Objective –
Output all the material that follows, exactly as given.

Provided data –
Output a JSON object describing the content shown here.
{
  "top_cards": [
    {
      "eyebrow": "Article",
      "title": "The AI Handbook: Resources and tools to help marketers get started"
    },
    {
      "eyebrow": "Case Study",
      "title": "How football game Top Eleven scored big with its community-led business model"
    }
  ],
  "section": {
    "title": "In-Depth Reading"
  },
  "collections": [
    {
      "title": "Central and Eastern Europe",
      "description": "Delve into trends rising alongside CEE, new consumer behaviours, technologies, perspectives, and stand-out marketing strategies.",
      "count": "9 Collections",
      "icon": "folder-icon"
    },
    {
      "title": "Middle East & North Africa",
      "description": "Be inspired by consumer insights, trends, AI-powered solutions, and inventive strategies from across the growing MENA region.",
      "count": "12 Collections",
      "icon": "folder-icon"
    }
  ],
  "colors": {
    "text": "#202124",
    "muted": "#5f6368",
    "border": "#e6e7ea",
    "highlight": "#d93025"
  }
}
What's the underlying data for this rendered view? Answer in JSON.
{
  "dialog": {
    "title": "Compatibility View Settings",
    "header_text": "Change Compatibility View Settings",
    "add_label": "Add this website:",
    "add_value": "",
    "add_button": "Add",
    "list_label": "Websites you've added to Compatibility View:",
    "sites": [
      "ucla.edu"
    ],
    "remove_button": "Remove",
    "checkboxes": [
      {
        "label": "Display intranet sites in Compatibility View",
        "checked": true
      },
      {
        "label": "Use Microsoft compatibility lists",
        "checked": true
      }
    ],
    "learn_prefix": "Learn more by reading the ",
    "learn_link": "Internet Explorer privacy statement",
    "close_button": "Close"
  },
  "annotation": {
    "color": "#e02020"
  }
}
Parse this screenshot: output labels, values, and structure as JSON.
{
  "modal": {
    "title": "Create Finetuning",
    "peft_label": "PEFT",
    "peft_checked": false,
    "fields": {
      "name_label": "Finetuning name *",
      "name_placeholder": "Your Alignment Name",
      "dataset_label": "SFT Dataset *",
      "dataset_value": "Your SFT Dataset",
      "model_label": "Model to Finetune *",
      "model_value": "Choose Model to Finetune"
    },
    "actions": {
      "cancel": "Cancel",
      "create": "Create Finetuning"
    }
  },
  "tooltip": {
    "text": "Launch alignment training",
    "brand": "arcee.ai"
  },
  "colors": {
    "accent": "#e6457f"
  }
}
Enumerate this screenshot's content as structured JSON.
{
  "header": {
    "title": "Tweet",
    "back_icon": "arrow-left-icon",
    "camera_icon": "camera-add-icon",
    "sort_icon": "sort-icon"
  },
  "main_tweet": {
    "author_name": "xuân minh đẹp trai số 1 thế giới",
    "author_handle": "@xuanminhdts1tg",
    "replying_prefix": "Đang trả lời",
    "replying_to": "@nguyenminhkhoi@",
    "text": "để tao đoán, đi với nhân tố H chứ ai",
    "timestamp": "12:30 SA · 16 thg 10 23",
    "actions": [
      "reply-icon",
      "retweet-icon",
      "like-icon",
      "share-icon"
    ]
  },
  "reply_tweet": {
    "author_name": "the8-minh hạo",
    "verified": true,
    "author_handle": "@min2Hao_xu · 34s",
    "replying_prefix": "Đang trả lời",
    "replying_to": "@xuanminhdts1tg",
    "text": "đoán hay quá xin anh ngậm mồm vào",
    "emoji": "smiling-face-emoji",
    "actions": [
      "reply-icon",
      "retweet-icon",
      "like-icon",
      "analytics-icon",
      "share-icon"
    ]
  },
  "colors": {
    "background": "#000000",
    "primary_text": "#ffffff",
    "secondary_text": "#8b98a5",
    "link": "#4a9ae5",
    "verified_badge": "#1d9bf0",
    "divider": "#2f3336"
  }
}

Reply –
Output a JSON object describing the content shown here.
{
  "top_cards": [
    {
      "eyebrow": "Article",
      "title": "The AI Handbook: Resources and tools to help marketers get started"
    },
    {
      "eyebrow": "Case Study",
      "title": "How football game Top Eleven scored big with its community-led business model"
    }
  ],
  "section": {
    "title": "In-Depth Reading"
  },
  "collections": [
    {
      "title": "Central and Eastern Europe",
      "description": "Delve into trends rising alongside CEE, new consumer behaviours, technologies, perspectives, and stand-out marketing strategies.",
      "count": "9 Collections",
      "icon": "folder-icon"
    },
    {
      "title": "Middle East & North Africa",
      "description": "Be inspired by consumer insights, trends, AI-powered solutions, and inventive strategies from across the growing MENA region.",
      "count": "12 Collections",
      "icon": "folder-icon"
    }
  ],
  "colors": {
    "text": "#202124",
    "muted": "#5f6368",
    "border": "#e6e7ea",
    "highlight": "#d93025"
  }
}
What's the underlying data for this rendered view? Answer in JSON.
{
  "dialog": {
    "title": "Compatibility View Settings",
    "header_text": "Change Compatibility View Settings",
    "add_label": "Add this website:",
    "add_value": "",
    "add_button": "Add",
    "list_label": "Websites you've added to Compatibility View:",
    "sites": [
      "ucla.edu"
    ],
    "remove_button": "Remove",
    "checkboxes": [
      {
        "label": "Display intranet sites in Compatibility View",
        "checked": true
      },
      {
        "label": "Use Microsoft compatibility lists",
        "checked": true
      }
    ],
    "learn_prefix": "Learn more by reading the ",
    "learn_link": "Internet Explorer privacy statement",
    "close_button": "Close"
  },
  "annotation": {
    "color": "#e02020"
  }
}
Parse this screenshot: output labels, values, and structure as JSON.
{
  "modal": {
    "title": "Create Finetuning",
    "peft_label": "PEFT",
    "peft_checked": false,
    "fields": {
      "name_label": "Finetuning name *",
      "name_placeholder": "Your Alignment Name",
      "dataset_label": "SFT Dataset *",
      "dataset_value": "Your SFT Dataset",
      "model_label": "Model to Finetune *",
      "model_value": "Choose Model to Finetune"
    },
    "actions": {
      "cancel": "Cancel",
      "create": "Create Finetuning"
    }
  },
  "tooltip": {
    "text": "Launch alignment training",
    "brand": "arcee.ai"
  },
  "colors": {
    "accent": "#e6457f"
  }
}
Enumerate this screenshot's content as structured JSON.
{
  "header": {
    "title": "Tweet",
    "back_icon": "arrow-left-icon",
    "camera_icon": "camera-add-icon",
    "sort_icon": "sort-icon"
  },
  "main_tweet": {
    "author_name": "xuân minh đẹp trai số 1 thế giới",
    "author_handle": "@xuanminhdts1tg",
    "replying_prefix": "Đang trả lời",
    "replying_to": "@nguyenminhkhoi@",
    "text": "để tao đoán, đi với nhân tố H chứ ai",
    "timestamp": "12:30 SA · 16 thg 10 23",
    "actions": [
      "reply-icon",
      "retweet-icon",
      "like-icon",
      "share-icon"
    ]
  },
  "reply_tweet": {
    "author_name": "the8-minh hạo",
    "verified": true,
    "author_handle": "@min2Hao_xu · 34s",
    "replying_prefix": "Đang trả lời",
    "replying_to": "@xuanminhdts1tg",
    "text": "đoán hay quá xin anh ngậm mồm vào",
    "emoji": "smiling-face-emoji",
    "actions": [
      "reply-icon",
      "retweet-icon",
      "like-icon",
      "analytics-icon",
      "share-icon"
    ]
  },
  "colors": {
    "background": "#000000",
    "primary_text": "#ffffff",
    "secondary_text": "#8b98a5",
    "link": "#4a9ae5",
    "verified_badge": "#1d9bf0",
    "divider": "#2f3336"
  }
}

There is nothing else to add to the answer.